◆ GIVEN INFORMATION
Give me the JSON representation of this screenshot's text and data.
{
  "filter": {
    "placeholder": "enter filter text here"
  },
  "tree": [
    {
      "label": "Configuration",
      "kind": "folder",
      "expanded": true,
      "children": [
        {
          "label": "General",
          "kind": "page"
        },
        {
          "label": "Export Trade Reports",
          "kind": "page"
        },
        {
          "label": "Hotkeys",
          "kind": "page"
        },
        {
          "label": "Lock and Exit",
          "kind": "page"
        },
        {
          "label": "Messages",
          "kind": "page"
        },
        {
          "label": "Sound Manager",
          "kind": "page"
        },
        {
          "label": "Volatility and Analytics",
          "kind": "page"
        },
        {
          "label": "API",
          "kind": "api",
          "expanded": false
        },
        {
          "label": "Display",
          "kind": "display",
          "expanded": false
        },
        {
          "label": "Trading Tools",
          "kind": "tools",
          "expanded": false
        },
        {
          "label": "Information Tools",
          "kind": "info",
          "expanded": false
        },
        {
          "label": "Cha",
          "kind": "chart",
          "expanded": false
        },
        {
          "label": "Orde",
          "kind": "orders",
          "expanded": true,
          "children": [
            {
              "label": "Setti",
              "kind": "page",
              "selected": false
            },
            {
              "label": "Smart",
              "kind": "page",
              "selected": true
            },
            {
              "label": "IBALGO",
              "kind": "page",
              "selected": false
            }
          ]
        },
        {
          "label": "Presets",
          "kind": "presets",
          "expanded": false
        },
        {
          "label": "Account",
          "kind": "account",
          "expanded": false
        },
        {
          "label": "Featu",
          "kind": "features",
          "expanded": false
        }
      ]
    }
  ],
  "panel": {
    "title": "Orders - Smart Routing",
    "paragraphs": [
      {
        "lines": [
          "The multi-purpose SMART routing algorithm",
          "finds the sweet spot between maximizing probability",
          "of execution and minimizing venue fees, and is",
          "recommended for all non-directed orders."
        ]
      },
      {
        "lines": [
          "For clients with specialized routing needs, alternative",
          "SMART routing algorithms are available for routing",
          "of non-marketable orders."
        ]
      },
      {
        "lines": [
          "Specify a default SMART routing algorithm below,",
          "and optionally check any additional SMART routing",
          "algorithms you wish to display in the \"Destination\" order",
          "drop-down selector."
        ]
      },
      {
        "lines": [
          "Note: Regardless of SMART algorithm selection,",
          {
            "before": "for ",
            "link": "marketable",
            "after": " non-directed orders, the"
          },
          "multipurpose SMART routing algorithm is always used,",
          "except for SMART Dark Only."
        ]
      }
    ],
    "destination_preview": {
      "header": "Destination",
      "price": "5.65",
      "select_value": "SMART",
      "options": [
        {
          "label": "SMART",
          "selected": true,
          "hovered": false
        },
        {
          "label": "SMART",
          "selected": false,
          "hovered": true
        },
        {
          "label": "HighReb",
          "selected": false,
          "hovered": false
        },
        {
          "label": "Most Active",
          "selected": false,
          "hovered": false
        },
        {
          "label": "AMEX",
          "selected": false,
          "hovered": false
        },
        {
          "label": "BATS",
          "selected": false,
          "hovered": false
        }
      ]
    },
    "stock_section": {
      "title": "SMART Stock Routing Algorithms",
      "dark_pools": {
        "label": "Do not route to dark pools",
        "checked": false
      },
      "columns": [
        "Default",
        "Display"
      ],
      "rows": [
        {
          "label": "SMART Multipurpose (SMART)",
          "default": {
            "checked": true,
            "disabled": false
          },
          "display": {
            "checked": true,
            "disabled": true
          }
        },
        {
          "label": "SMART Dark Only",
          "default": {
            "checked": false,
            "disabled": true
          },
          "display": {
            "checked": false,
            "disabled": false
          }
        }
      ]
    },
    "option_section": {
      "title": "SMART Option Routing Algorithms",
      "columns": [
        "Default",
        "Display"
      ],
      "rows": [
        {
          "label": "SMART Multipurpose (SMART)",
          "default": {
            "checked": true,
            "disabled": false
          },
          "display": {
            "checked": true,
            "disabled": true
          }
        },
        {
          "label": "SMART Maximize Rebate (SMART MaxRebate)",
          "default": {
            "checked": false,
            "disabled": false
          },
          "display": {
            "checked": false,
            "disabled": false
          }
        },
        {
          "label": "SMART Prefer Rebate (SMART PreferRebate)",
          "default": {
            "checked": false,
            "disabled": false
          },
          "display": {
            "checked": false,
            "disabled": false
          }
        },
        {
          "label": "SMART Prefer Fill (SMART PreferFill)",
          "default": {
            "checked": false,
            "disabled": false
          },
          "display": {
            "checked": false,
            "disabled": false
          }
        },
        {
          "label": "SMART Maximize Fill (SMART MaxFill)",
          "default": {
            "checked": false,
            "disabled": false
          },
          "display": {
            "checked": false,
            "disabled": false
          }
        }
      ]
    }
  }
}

◆ INSTRUCTIONS TO FOLLOW
Using the material above, print every entry exactly as written.

◆ RESPONSE
Give me the JSON representation of this screenshot's text and data.
{
  "filter": {
    "placeholder": "enter filter text here"
  },
  "tree": [
    {
      "label": "Configuration",
      "kind": "folder",
      "expanded": true,
      "children": [
        {
          "label": "General",
          "kind": "page"
        },
        {
          "label": "Export Trade Reports",
          "kind": "page"
        },
        {
          "label": "Hotkeys",
          "kind": "page"
        },
        {
          "label": "Lock and Exit",
          "kind": "page"
        },
        {
          "label": "Messages",
          "kind": "page"
        },
        {
          "label": "Sound Manager",
          "kind": "page"
        },
        {
          "label": "Volatility and Analytics",
          "kind": "page"
        },
        {
          "label": "API",
          "kind": "api",
          "expanded": false
        },
        {
          "label": "Display",
          "kind": "display",
          "expanded": false
        },
        {
          "label": "Trading Tools",
          "kind": "tools",
          "expanded": false
        },
        {
          "label": "Information Tools",
          "kind": "info",
          "expanded": false
        },
        {
          "label": "Cha",
          "kind": "chart",
          "expanded": false
        },
        {
          "label": "Orde",
          "kind": "orders",
          "expanded": true,
          "children": [
            {
              "label": "Setti",
              "kind": "page",
              "selected": false
            },
            {
              "label": "Smart",
              "kind": "page",
              "selected": true
            },
            {
              "label": "IBALGO",
              "kind": "page",
              "selected": false
            }
          ]
        },
        {
          "label": "Presets",
          "kind": "presets",
          "expanded": false
        },
        {
          "label": "Account",
          "kind": "account",
          "expanded": false
        },
        {
          "label": "Featu",
          "kind": "features",
          "expanded": false
        }
      ]
    }
  ],
  "panel": {
    "title": "Orders - Smart Routing",
    "paragraphs": [
      {
        "lines": [
          "The multi-purpose SMART routing algorithm",
          "finds the sweet spot between maximizing probability",
          "of execution and minimizing venue fees, and is",
          "recommended for all non-directed orders."
        ]
      },
      {
        "lines": [
          "For clients with specialized routing needs, alternative",
          "SMART routing algorithms are available for routing",
          "of non-marketable orders."
        ]
      },
      {
        "lines": [
          "Specify a default SMART routing algorithm below,",
          "and optionally check any additional SMART routing",
          "algorithms you wish to display in the \"Destination\" order",
          "drop-down selector."
        ]
      },
      {
        "lines": [
          "Note: Regardless of SMART algorithm selection,",
          {
            "before": "for ",
            "link": "marketable",
            "after": " non-directed orders, the"
          },
          "multipurpose SMART routing algorithm is always used,",
          "except for SMART Dark Only."
        ]
      }
    ],
    "destination_preview": {
      "header": "Destination",
      "price": "5.65",
      "select_value": "SMART",
      "options": [
        {
          "label": "SMART",
          "selected": true,
          "hovered": false
        },
        {
          "label": "SMART",
          "selected": false,
          "hovered": true
        },
        {
          "label": "HighReb",
          "selected": false,
          "hovered": false
        },
        {
          "label": "Most Active",
          "selected": false,
          "hovered": false
        },
        {
          "label": "AMEX",
          "selected": false,
          "hovered": false
        },
        {
          "label": "BATS",
          "selected": false,
          "hovered": false
        }
      ]
    },
    "stock_section": {
      "title": "SMART Stock Routing Algorithms",
      "dark_pools": {
        "label": "Do not route to dark pools",
        "checked": false
      },
      "columns": [
        "Default",
        "Display"
      ],
      "rows": [
        {
          "label": "SMART Multipurpose (SMART)",
          "default": {
            "checked": true,
            "disabled": false
          },
          "display": {
            "checked": true,
            "disabled": true
          }
        },
        {
          "label": "SMART Dark Only",
          "default": {
            "checked": false,
            "disabled": true
          },
          "display": {
            "checked": false,
            "disabled": false
          }
        }
      ]
    },
    "option_section": {
      "title": "SMART Option Routing Algorithms",
      "columns": [
        "Default",
        "Display"
      ],
      "rows": [
        {
          "label": "SMART Multipurpose (SMART)",
          "default": {
            "checked": true,
            "disabled": false
          },
          "display": {
            "checked": true,
            "disabled": true
          }
        },
        {
          "label": "SMART Maximize Rebate (SMART MaxRebate)",
          "default": {
            "checked": false,
            "disabled": false
          },
          "display": {
            "checked": false,
            "disabled": false
          }
        },
        {
          "label": "SMART Prefer Rebate (SMART PreferRebate)",
          "default": {
            "checked": false,
            "disabled": false
          },
          "display": {
            "checked": false,
            "disabled": false
          }
        },
        {
          "label": "SMART Prefer Fill (SMART PreferFill)",
          "default": {
            "checked": false,
            "disabled": false
          },
          "display": {
            "checked": false,
            "disabled": false
          }
        },
        {
          "label": "SMART Maximize Fill (SMART MaxFill)",
          "default": {
            "checked": false,
            "disabled": false
          },
          "display": {
            "checked": false,
            "disabled": false
          }
        }
      ]
    }
  }
}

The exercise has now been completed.